(Saved entries)
* * *
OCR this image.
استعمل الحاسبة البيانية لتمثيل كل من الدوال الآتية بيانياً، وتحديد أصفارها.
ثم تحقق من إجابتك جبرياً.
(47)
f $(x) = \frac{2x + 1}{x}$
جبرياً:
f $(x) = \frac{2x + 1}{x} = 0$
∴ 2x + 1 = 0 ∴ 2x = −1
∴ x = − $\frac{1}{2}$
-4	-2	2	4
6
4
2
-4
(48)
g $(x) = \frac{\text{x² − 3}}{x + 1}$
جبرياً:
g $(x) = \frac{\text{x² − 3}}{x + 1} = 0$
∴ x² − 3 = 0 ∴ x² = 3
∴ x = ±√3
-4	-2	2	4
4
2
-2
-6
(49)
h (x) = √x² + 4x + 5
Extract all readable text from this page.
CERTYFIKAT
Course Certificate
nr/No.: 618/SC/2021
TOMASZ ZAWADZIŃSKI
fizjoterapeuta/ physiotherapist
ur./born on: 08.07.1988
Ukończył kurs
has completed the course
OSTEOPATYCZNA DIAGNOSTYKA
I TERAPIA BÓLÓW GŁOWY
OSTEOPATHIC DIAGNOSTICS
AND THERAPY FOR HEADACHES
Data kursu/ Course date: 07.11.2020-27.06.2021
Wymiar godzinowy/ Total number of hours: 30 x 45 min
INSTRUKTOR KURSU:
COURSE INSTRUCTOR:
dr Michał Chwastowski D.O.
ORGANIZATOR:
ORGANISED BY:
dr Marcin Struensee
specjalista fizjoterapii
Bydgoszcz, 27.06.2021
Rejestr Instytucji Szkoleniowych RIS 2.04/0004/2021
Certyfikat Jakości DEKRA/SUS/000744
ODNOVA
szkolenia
* * *
__The problem__: Take the line that contains "Extract all readable text from this page." and every line after it through the end of the listing above, and repeat them exactly.

__Exercise solution__:
Extract all readable text from this page.
CERTYFIKAT
Course Certificate
nr/No.: 618/SC/2021
TOMASZ ZAWADZIŃSKI
fizjoterapeuta/ physiotherapist
ur./born on: 08.07.1988
Ukończył kurs
has completed the course
OSTEOPATYCZNA DIAGNOSTYKA
I TERAPIA BÓLÓW GŁOWY
OSTEOPATHIC DIAGNOSTICS
AND THERAPY FOR HEADACHES
Data kursu/ Course date: 07.11.2020-27.06.2021
Wymiar godzinowy/ Total number of hours: 30 x 45 min
INSTRUKTOR KURSU:
COURSE INSTRUCTOR:
dr Michał Chwastowski D.O.
ORGANIZATOR:
ORGANISED BY:
dr Marcin Struensee
specjalista fizjoterapii
Bydgoszcz, 27.06.2021
Rejestr Instytucji Szkoleniowych RIS 2.04/0004/2021
Certyfikat Jakości DEKRA/SUS/000744
ODNOVA
szkolenia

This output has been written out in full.